## EXERCISE PROMPT
Assemble all lines in which the string "text" appears.

(Extracted records)
• • • •

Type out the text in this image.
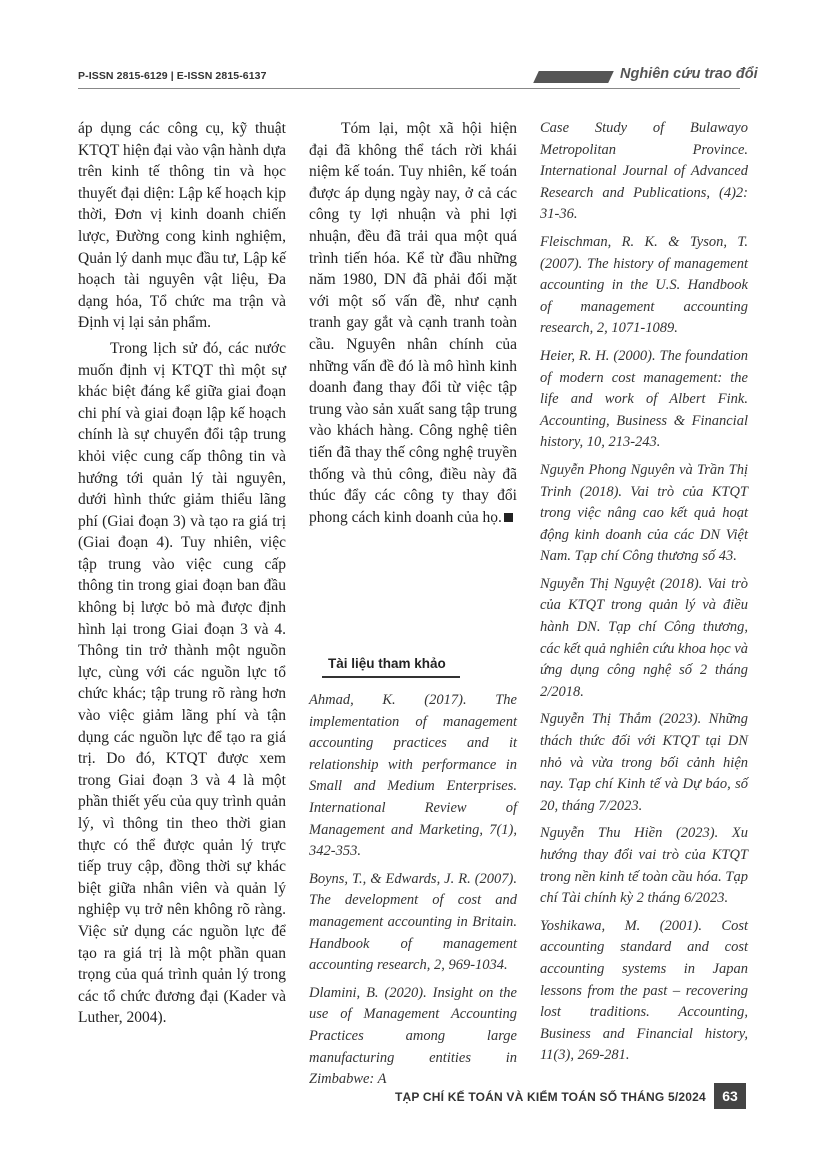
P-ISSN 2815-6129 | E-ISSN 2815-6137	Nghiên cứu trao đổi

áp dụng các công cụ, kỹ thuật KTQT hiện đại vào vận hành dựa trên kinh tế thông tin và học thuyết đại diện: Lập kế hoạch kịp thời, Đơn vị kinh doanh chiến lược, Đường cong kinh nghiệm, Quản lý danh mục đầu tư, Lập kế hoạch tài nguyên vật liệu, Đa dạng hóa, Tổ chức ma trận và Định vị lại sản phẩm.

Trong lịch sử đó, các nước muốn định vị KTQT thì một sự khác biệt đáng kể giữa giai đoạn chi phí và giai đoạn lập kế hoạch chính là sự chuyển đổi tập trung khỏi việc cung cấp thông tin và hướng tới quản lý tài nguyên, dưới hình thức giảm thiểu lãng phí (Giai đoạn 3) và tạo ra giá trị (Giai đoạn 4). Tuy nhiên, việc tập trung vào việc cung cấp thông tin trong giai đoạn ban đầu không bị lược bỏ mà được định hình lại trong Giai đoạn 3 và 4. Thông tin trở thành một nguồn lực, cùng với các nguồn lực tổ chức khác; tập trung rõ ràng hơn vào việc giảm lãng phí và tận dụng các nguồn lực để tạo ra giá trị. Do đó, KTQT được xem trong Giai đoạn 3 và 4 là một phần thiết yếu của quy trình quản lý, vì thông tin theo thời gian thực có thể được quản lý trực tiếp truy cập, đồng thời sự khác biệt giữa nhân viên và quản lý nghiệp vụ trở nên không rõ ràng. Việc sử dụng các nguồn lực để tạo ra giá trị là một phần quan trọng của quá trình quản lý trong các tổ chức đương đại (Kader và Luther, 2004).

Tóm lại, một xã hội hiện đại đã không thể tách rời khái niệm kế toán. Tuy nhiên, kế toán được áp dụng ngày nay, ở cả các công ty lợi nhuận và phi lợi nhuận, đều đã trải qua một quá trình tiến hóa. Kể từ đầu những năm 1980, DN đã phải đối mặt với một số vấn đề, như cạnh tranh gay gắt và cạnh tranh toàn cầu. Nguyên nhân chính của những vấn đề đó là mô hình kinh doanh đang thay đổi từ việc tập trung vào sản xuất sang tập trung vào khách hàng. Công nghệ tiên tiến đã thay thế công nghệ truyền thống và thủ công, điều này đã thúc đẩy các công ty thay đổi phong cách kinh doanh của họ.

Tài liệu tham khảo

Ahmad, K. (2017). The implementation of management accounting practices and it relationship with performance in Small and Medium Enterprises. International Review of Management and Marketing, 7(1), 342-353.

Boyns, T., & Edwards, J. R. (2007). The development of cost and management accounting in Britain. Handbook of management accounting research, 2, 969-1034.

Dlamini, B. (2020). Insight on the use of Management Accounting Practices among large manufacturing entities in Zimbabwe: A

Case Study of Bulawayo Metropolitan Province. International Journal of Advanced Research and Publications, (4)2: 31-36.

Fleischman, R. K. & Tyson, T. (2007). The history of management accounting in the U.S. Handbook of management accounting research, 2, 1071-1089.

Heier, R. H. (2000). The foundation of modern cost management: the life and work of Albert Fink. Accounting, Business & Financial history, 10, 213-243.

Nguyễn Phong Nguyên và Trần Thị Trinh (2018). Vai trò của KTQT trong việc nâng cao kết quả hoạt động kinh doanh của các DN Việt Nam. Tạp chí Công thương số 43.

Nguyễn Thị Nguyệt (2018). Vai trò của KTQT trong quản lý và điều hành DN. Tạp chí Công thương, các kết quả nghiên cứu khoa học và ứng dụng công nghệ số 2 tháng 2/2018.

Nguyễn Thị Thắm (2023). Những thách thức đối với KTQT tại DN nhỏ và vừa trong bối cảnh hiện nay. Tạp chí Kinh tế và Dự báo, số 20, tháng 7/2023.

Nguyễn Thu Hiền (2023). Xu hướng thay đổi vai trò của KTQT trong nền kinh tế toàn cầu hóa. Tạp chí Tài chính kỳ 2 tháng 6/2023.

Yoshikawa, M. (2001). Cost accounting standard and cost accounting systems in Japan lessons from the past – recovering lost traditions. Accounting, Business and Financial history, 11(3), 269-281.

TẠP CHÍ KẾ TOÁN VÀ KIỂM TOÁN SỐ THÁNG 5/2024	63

• • • •

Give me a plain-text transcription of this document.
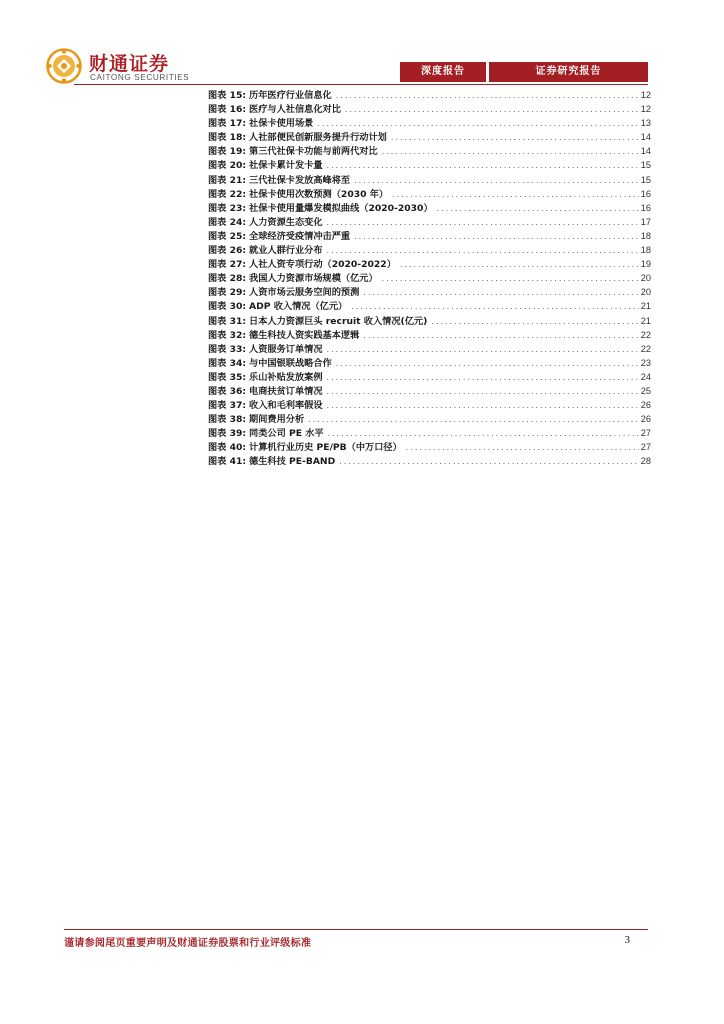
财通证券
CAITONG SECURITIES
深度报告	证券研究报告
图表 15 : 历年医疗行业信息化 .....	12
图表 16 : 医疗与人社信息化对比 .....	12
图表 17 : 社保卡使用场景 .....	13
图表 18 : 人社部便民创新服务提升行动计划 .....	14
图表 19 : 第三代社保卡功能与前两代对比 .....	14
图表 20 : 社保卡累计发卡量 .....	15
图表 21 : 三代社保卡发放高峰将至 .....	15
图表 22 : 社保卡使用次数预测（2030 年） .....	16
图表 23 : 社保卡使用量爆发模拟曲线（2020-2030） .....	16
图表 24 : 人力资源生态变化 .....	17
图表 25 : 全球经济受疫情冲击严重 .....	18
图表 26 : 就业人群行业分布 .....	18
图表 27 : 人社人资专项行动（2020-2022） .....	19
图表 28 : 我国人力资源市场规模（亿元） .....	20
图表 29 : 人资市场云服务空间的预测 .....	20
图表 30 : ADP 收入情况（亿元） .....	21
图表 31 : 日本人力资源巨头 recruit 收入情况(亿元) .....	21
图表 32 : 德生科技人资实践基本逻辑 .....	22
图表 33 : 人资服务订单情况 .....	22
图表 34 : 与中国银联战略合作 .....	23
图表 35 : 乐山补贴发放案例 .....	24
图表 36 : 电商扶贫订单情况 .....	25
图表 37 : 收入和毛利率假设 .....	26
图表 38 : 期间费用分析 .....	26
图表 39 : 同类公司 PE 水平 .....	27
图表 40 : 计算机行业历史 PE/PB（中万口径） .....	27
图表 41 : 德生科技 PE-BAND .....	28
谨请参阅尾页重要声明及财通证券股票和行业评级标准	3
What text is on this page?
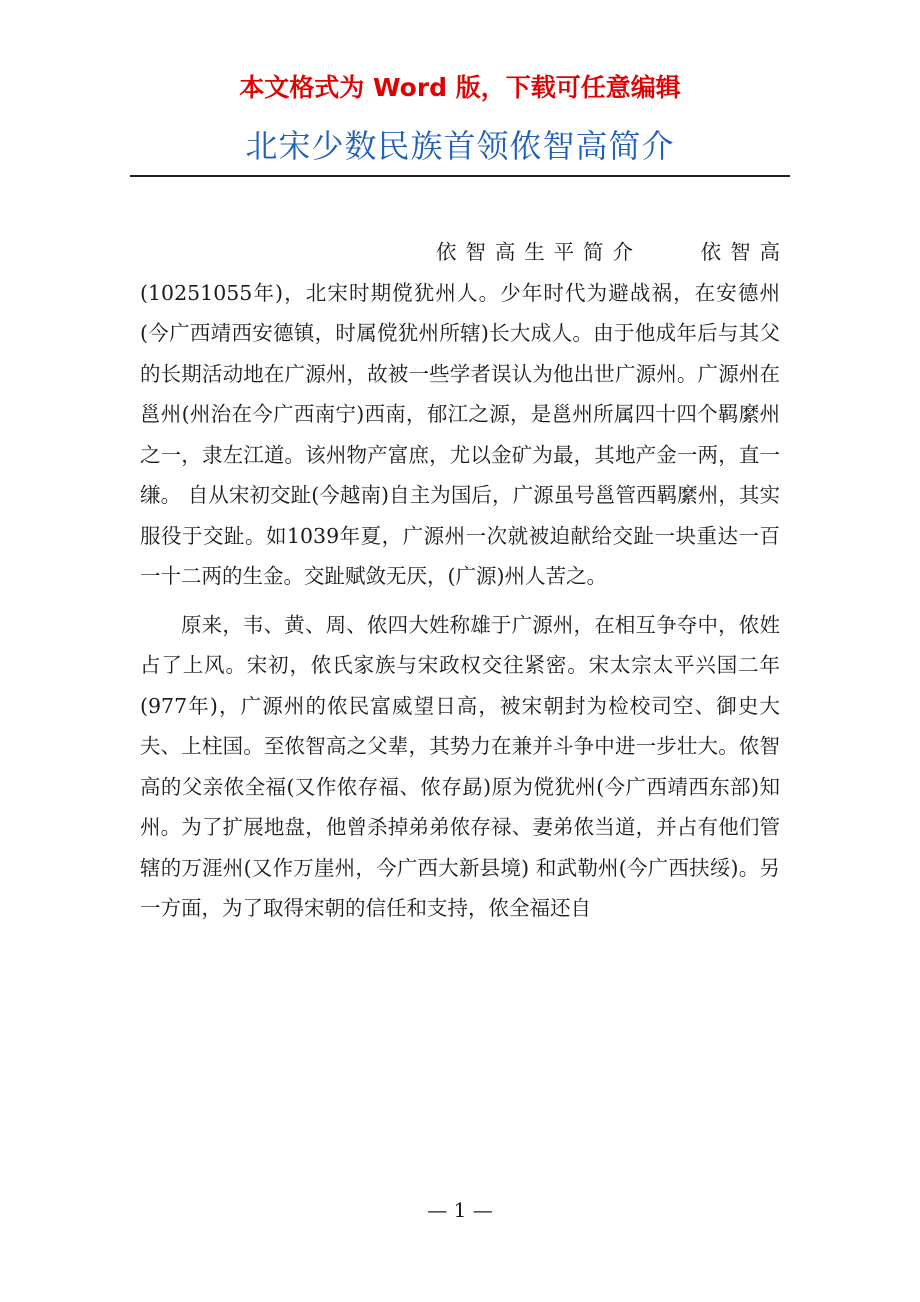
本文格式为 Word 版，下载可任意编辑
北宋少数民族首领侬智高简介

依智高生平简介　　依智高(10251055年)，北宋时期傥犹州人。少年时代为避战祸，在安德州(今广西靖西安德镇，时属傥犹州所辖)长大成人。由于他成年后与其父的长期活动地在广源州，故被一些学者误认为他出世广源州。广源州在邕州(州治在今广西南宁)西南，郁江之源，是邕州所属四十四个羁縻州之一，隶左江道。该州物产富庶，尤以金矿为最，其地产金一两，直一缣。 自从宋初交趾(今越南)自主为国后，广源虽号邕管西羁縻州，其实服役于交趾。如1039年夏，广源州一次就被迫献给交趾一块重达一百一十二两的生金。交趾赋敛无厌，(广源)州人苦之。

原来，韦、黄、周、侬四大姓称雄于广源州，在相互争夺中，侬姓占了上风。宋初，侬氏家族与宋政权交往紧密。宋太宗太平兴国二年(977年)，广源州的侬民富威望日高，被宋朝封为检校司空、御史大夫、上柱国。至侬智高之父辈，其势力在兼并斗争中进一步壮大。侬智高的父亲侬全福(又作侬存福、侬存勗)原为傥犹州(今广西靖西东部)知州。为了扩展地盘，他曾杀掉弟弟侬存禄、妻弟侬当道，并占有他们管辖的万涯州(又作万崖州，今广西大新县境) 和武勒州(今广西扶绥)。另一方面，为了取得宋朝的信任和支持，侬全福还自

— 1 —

• • • •

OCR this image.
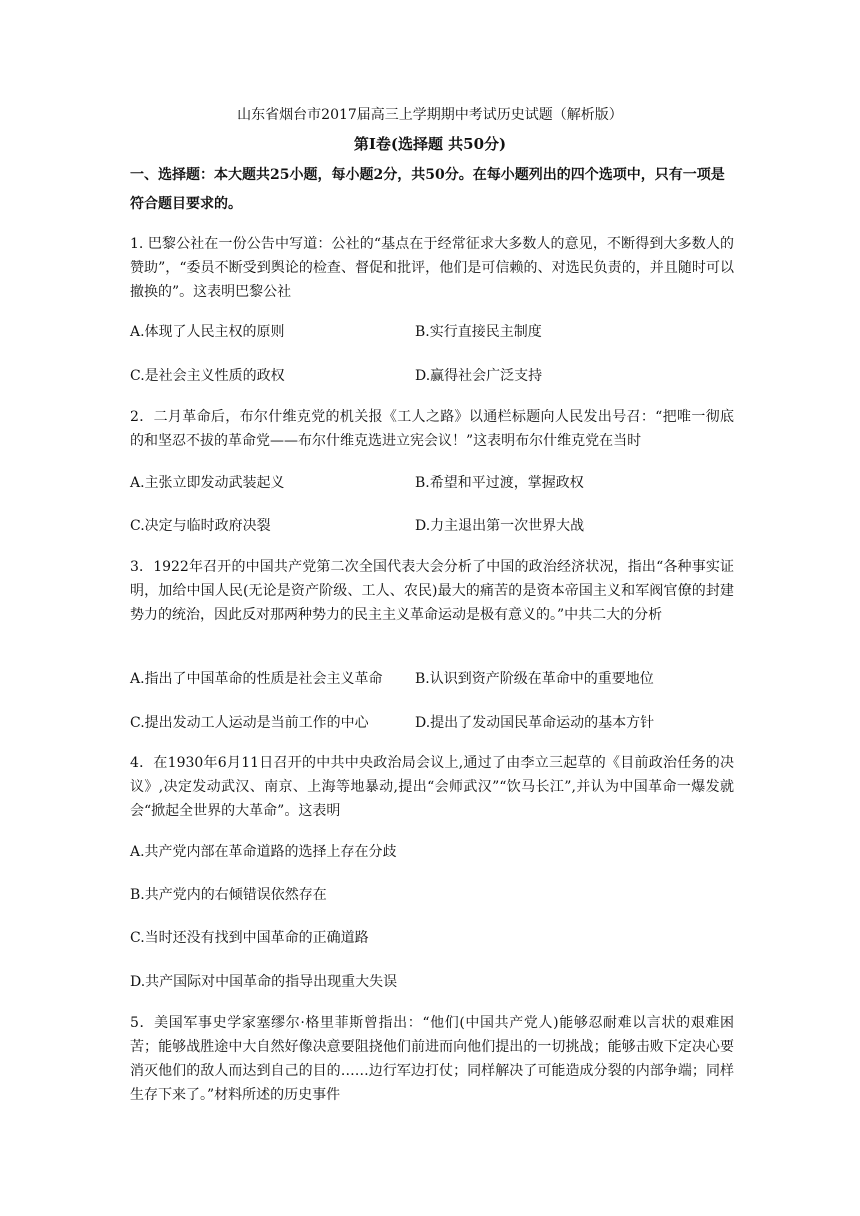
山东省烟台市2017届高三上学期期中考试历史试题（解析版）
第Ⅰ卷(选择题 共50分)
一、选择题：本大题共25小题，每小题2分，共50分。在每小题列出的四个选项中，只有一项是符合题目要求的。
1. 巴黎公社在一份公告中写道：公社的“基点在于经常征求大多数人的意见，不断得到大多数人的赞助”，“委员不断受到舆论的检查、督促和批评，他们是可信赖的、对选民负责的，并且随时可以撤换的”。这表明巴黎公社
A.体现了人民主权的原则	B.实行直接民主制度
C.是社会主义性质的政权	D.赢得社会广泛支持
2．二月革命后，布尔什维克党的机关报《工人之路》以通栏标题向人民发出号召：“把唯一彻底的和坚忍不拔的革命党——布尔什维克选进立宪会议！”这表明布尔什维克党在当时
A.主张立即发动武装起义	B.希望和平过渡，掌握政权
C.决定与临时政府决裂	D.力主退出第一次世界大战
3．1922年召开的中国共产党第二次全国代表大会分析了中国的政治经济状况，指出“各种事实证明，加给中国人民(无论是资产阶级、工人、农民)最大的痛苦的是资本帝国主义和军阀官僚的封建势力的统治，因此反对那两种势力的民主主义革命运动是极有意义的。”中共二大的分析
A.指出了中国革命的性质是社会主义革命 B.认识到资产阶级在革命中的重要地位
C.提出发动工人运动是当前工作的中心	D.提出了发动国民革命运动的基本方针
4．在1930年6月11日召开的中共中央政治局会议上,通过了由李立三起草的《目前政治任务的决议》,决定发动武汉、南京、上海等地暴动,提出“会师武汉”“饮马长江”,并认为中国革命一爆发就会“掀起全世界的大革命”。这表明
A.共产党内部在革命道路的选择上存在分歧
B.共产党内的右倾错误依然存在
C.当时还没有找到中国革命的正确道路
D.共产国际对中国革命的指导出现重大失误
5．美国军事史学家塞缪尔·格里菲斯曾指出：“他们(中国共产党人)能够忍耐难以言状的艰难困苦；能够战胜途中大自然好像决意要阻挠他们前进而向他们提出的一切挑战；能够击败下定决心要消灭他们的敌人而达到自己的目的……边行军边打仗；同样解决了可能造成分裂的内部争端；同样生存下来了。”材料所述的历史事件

• • • •

## SOLUTION FOR THIS PROBLEM
Type out the text in this image.
Give me a plain-text transcription of this document.
What text is on this page?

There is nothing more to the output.